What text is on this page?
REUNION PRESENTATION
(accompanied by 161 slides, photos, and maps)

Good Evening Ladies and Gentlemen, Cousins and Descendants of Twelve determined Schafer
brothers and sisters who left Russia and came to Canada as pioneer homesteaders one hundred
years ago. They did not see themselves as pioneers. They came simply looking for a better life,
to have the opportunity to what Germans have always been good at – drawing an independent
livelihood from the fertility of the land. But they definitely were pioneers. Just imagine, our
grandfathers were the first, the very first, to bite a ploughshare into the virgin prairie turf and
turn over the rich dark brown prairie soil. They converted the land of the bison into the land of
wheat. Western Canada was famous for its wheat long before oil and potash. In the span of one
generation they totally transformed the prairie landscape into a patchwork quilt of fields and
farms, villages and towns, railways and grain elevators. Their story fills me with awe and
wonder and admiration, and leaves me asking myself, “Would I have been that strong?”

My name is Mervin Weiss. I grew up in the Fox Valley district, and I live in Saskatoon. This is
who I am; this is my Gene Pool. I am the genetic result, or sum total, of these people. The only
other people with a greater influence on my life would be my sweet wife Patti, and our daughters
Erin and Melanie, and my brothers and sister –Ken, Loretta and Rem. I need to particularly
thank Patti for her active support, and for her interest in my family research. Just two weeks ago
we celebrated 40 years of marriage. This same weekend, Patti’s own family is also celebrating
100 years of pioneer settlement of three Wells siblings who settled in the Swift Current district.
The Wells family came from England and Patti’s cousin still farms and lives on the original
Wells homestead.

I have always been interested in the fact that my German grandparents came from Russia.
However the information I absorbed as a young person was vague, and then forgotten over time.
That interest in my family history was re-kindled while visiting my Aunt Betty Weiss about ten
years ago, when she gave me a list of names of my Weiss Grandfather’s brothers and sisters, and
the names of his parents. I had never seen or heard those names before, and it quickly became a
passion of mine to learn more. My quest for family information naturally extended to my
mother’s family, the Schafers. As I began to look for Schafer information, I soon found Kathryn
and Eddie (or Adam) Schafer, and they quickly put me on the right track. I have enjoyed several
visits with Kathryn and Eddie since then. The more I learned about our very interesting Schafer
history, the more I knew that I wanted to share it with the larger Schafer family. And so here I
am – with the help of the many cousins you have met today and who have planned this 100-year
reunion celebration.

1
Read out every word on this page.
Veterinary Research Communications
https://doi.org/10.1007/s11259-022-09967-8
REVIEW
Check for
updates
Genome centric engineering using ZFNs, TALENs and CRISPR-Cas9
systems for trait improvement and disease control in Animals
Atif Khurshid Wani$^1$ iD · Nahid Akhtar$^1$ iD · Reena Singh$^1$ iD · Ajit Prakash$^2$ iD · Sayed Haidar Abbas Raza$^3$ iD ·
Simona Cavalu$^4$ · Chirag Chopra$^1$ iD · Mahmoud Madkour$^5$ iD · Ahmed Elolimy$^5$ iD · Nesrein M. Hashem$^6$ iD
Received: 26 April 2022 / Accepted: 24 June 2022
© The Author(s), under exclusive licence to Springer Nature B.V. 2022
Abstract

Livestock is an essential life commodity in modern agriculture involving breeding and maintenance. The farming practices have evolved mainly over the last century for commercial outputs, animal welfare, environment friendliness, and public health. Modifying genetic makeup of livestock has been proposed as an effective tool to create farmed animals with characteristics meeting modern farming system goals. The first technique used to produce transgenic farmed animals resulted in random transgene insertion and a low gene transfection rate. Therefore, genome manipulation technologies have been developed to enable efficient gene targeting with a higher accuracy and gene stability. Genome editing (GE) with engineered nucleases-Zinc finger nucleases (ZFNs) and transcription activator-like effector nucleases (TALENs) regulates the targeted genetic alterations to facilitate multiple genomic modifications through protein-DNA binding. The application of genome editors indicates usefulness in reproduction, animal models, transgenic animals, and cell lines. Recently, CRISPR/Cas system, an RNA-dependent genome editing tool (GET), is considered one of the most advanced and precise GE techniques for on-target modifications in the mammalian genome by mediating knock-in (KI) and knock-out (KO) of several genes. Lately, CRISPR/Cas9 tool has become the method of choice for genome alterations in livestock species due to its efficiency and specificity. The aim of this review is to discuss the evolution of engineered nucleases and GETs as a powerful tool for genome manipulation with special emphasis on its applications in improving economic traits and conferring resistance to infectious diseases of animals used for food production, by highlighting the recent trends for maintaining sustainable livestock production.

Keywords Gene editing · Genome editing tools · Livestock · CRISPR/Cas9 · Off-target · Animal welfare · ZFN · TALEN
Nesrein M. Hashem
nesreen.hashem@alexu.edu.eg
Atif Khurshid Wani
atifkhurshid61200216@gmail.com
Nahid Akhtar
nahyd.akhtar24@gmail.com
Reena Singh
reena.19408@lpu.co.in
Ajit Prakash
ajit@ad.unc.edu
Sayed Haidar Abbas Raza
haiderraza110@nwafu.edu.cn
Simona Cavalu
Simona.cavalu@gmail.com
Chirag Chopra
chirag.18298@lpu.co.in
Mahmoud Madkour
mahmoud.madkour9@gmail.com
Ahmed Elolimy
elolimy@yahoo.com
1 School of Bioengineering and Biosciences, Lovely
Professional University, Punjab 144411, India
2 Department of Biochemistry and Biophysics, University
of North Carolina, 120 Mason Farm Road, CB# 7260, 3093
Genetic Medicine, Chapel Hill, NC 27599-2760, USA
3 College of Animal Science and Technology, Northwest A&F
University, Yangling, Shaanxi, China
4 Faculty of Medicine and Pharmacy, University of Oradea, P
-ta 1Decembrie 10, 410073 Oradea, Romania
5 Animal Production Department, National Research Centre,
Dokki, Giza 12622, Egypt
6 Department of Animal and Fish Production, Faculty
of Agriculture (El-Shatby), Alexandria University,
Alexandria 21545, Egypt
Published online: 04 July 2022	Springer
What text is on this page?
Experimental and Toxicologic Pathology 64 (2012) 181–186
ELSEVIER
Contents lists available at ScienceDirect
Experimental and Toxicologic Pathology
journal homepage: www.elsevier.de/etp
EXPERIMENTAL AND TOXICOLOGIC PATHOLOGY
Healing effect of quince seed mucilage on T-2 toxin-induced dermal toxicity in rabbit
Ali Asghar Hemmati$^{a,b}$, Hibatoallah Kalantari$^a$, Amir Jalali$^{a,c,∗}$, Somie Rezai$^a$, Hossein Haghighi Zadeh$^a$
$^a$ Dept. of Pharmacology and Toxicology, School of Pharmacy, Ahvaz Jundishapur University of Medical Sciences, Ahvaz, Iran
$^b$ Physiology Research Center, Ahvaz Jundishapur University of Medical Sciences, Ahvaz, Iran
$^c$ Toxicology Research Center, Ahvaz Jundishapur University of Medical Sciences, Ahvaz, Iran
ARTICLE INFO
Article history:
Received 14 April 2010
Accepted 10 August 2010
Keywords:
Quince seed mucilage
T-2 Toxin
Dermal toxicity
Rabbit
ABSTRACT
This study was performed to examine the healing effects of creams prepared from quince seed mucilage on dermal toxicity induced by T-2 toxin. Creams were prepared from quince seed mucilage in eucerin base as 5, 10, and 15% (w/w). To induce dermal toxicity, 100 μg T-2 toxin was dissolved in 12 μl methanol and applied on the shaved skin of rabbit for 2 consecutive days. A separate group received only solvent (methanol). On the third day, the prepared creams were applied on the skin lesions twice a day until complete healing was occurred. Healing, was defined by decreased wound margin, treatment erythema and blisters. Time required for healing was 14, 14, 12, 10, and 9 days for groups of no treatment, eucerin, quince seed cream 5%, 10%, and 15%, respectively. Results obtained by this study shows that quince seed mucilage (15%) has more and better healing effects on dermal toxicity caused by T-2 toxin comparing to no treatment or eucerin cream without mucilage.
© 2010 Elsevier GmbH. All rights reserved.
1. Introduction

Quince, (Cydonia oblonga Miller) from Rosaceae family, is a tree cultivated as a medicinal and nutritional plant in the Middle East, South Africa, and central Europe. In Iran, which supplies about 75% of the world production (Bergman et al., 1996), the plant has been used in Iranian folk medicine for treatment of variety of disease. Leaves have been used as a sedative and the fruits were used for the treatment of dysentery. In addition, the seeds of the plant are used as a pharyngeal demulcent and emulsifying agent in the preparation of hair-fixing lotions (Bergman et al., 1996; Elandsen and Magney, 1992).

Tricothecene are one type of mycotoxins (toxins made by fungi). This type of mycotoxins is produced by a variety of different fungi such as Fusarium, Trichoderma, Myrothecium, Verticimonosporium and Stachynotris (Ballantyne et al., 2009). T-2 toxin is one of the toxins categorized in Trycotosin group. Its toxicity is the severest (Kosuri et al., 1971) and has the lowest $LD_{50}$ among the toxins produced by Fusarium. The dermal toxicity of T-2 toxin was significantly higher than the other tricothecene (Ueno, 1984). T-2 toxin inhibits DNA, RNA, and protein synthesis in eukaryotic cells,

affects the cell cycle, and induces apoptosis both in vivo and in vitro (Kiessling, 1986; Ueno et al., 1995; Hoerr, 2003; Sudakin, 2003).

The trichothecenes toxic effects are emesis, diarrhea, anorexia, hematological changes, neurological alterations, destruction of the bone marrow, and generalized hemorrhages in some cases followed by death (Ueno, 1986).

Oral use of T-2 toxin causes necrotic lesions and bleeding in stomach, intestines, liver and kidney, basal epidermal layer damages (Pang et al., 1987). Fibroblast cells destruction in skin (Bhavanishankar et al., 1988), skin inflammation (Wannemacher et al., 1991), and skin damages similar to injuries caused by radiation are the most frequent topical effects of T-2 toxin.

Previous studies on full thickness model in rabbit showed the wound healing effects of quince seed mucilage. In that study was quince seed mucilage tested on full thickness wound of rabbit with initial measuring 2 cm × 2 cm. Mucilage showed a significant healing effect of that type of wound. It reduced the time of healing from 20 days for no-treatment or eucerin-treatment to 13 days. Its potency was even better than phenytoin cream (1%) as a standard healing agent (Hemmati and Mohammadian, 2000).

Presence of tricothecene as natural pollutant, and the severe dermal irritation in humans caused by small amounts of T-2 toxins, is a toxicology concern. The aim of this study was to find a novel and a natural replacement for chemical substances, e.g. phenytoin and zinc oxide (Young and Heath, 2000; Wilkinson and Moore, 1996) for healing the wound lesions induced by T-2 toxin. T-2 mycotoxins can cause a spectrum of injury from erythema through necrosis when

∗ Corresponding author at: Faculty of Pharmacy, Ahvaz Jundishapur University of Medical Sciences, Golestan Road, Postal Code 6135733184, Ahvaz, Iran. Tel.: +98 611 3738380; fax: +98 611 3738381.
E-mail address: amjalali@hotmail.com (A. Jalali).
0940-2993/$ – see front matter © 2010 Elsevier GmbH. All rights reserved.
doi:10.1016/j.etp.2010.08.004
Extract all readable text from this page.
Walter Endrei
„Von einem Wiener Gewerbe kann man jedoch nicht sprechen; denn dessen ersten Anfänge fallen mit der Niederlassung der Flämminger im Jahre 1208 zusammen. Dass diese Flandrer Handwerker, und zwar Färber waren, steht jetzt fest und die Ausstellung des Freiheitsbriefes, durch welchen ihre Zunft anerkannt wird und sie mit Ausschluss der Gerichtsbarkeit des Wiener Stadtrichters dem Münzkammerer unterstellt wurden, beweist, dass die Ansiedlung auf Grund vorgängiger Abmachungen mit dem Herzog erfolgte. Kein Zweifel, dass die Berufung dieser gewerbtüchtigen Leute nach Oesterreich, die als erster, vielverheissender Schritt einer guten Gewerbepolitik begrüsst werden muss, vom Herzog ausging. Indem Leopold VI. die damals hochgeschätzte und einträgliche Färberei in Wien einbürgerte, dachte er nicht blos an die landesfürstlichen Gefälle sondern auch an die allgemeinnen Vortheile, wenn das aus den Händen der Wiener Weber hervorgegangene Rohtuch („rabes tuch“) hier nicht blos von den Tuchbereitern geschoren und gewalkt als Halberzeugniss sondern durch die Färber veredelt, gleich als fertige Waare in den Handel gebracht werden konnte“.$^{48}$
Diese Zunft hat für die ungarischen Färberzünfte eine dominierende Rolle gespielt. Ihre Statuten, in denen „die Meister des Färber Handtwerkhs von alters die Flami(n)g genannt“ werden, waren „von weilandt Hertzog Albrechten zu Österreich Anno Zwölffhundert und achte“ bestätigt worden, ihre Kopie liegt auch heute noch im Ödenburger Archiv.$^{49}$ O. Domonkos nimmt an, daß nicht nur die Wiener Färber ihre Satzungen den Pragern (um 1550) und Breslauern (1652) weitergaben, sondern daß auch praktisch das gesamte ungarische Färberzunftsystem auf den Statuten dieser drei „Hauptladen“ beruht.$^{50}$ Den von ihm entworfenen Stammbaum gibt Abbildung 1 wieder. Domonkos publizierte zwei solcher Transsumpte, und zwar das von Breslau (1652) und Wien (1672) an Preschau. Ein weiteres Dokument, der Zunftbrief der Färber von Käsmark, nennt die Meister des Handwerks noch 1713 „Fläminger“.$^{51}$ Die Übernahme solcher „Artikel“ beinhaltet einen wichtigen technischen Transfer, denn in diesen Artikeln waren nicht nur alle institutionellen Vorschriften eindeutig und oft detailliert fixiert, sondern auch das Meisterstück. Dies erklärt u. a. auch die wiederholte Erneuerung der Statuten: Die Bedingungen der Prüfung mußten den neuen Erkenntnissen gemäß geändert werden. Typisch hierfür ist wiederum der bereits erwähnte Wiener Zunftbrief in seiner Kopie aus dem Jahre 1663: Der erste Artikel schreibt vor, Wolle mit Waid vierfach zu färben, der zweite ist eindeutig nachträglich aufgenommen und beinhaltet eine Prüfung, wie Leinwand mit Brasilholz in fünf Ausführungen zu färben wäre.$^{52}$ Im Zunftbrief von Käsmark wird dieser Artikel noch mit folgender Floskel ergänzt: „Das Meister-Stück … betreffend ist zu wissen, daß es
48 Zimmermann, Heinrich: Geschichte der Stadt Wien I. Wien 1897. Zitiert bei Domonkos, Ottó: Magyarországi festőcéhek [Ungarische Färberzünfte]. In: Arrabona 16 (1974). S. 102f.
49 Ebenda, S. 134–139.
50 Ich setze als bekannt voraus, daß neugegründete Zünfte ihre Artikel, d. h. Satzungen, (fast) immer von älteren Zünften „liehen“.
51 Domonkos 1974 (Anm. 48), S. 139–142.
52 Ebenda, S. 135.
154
+ + + +
■ **What to work on**
Look through the entries above for the word "Ueno". Copy every line where it shows up.

■ **Exercise answer**
Tricothecene are one type of mycotoxins (toxins made by fungi). This type of mycotoxins is produced by a variety of different fungi such as Fusarium, Trichoderma, Myrothecium, Verticimonosporium and Stachynotris (Ballantyne et al., 2009). T-2 toxin is one of the toxins categorized in Trycotosin group. Its toxicity is the severest (Kosuri et al., 1971) and has the lowest $LD_{50}$ among the toxins produced by Fusarium. The dermal toxicity of T-2 toxin was significantly higher than the other tricothecene (Ueno, 1984). T-2 toxin inhibits DNA, RNA, and protein synthesis in eukaryotic cells,
affects the cell cycle, and induces apoptosis both in vivo and in vitro (Kiessling, 1986; Ueno et al., 1995; Hoerr, 2003; Sudakin, 2003).
The trichothecenes toxic effects are emesis, diarrhea, anorexia, hematological changes, neurological alterations, destruction of the bone marrow, and generalized hemorrhages in some cases followed by death (Ueno, 1986).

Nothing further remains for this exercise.